Every line that holds "function" should be shown.

The data -
_ _ _ _ _ _ _
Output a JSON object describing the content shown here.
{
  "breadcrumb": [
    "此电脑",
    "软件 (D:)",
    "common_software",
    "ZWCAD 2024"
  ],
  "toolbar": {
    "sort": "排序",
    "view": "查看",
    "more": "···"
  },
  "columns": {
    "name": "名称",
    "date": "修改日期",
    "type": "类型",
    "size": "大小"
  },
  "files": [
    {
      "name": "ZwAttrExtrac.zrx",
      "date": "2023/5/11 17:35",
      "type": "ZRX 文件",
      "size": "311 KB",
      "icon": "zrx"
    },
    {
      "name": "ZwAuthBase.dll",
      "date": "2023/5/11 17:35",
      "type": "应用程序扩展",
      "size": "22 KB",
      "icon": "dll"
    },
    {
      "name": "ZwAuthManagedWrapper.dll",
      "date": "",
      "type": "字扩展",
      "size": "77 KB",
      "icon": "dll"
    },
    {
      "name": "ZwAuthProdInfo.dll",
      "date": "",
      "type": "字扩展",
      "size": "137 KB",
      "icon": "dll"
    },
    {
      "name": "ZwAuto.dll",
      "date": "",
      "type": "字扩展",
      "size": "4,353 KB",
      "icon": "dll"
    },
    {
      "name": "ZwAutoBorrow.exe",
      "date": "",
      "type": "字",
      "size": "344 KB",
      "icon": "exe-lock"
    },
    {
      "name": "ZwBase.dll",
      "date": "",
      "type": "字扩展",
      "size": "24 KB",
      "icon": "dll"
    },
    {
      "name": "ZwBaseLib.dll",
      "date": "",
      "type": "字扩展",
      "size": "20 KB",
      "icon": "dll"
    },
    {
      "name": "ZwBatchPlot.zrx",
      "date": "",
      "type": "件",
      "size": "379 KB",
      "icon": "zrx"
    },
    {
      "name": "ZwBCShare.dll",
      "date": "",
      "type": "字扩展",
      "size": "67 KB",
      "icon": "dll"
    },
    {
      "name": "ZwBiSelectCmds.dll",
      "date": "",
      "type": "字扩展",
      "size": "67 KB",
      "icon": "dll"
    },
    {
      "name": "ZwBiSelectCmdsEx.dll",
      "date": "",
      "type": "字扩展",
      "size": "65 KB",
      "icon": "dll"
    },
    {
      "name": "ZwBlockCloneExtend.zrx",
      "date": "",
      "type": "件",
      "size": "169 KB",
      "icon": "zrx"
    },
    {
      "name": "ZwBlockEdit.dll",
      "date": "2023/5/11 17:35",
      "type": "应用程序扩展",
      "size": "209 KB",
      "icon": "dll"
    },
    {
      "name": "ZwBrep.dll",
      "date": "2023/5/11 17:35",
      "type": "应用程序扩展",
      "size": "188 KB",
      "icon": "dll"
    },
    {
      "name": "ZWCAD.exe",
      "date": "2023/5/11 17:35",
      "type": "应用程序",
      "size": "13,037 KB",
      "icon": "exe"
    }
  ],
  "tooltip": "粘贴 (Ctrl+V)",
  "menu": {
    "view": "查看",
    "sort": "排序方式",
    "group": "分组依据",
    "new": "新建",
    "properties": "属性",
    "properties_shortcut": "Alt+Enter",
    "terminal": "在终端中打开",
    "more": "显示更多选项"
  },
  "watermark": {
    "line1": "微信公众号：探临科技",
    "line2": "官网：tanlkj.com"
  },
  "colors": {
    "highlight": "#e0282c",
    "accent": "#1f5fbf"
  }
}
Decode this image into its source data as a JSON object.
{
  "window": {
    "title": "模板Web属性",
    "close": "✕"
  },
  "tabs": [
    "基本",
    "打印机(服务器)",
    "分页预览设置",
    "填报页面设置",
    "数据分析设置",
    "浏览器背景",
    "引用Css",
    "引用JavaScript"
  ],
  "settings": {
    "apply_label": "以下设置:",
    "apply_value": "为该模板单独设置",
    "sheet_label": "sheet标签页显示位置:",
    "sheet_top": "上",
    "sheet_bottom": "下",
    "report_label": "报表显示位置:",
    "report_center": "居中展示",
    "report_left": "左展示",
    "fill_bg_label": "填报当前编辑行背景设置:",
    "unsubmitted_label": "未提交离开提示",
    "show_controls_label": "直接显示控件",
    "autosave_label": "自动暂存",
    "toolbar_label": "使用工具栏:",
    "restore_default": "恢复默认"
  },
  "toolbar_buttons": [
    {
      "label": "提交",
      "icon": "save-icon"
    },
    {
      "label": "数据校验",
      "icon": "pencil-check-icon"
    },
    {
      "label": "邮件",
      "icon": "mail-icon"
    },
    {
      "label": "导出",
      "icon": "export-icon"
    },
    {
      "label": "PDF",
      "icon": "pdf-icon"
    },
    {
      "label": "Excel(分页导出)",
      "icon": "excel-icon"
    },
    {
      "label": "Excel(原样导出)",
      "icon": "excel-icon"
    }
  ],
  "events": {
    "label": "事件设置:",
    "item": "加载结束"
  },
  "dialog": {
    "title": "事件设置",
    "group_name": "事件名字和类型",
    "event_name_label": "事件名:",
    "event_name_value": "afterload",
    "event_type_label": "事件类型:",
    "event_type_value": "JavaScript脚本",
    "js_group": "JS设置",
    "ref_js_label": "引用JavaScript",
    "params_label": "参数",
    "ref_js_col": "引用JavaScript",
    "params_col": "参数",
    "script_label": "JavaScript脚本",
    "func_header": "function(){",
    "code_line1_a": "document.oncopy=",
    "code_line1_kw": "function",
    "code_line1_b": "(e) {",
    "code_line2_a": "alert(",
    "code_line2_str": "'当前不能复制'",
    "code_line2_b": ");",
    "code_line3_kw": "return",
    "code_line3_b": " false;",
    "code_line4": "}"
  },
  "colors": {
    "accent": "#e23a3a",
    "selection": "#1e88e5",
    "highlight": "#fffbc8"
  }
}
_ _ _ _ _ _ _
Result of the task -
    "func_header": "function(){",
    "code_line1_kw": "function",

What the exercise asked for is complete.